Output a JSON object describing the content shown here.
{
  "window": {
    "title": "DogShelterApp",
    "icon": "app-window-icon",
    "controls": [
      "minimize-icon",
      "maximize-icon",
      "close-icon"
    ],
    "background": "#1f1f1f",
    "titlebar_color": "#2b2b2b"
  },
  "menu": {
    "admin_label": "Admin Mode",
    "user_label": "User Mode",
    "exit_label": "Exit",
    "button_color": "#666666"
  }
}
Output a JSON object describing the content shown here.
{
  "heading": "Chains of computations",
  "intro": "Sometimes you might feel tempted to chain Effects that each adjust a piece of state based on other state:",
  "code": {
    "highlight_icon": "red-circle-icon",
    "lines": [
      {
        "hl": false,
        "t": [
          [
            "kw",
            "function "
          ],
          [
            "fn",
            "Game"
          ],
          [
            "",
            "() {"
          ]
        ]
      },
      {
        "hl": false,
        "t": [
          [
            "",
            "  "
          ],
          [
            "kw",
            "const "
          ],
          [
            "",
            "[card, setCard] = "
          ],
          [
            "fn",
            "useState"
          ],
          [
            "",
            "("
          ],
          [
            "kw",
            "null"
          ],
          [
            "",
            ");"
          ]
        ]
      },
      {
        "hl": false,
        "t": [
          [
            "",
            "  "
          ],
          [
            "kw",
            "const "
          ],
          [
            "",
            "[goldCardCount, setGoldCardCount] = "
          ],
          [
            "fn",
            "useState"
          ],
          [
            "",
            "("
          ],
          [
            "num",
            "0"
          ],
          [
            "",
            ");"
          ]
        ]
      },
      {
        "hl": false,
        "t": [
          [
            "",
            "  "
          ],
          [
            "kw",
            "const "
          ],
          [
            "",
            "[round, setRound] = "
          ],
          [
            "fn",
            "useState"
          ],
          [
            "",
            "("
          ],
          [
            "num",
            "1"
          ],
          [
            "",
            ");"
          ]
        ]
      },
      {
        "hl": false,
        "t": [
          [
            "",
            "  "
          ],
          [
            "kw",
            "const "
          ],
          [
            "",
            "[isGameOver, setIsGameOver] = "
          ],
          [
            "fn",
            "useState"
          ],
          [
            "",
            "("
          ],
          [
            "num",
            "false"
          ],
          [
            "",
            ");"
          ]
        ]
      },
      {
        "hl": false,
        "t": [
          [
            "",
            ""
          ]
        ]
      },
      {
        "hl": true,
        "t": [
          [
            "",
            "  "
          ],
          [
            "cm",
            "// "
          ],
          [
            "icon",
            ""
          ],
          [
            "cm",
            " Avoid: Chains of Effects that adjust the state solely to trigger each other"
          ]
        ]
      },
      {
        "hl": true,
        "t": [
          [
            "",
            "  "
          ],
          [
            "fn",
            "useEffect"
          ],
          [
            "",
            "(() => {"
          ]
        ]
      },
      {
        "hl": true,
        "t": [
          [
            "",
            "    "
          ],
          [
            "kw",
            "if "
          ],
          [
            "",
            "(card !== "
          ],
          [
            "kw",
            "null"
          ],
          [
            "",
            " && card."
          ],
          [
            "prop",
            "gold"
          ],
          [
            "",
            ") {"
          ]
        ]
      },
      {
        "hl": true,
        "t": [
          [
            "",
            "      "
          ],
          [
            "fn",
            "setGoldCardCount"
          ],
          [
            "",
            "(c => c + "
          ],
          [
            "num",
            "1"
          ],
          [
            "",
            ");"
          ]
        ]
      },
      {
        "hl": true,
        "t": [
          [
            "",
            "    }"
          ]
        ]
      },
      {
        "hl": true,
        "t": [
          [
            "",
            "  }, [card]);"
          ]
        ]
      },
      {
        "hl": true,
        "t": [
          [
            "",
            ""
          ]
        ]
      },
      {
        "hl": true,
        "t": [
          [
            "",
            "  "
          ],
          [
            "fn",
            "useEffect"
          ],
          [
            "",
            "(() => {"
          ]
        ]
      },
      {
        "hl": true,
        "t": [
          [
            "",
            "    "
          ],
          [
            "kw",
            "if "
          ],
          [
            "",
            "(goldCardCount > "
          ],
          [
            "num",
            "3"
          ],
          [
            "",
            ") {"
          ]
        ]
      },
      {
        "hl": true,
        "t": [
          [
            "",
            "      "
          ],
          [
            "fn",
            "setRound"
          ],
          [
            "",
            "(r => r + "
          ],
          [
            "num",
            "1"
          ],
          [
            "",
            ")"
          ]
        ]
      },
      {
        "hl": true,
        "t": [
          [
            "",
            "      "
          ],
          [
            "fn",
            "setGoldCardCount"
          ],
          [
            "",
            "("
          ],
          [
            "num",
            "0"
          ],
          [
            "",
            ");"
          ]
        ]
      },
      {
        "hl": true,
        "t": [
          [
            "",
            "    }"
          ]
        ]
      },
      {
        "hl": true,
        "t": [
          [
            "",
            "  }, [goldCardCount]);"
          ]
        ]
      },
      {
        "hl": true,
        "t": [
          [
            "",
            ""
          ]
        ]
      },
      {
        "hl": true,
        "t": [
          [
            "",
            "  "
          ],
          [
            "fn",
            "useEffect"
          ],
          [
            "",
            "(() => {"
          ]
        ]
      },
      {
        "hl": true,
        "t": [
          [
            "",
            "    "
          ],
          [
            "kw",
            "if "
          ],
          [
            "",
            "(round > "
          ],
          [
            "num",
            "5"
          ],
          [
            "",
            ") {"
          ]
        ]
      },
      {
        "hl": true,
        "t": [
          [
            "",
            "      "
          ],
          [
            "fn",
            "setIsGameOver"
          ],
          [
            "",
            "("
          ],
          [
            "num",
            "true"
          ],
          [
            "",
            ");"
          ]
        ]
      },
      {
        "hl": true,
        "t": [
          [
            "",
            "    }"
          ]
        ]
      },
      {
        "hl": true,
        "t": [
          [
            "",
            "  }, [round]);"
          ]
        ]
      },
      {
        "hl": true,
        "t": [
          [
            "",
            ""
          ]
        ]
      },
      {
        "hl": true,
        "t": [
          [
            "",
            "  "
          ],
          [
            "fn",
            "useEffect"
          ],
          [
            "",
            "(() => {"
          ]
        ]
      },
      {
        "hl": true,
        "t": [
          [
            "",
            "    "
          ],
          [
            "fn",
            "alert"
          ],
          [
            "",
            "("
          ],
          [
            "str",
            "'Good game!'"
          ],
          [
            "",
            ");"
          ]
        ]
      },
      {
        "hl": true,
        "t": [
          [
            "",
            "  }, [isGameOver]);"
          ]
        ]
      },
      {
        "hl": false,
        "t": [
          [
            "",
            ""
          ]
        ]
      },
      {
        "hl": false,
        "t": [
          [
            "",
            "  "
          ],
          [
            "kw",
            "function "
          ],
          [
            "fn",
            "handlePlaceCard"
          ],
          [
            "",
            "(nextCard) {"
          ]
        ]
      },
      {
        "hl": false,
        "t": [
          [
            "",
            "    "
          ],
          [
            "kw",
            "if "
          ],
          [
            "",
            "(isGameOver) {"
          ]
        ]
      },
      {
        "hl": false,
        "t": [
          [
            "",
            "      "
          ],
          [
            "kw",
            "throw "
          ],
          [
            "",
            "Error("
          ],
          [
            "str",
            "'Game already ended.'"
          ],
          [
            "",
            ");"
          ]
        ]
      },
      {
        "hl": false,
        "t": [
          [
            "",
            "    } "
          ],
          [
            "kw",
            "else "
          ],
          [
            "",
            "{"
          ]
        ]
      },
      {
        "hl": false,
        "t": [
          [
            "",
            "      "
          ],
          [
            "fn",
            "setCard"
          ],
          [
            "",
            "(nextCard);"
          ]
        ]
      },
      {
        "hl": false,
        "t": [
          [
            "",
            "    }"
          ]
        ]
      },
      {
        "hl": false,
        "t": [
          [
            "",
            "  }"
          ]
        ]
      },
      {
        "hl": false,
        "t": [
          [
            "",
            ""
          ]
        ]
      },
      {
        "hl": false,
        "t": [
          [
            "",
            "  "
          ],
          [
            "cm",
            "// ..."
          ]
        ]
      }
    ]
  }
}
━━━━━━━━━━━━━━━━━━━━━━━━━━━━━━
Problem: In the material above, find the lines that contain "setIsGameOver" and show them.

Full output:
            "[isGameOver, setIsGameOver] = "
            "setIsGameOver"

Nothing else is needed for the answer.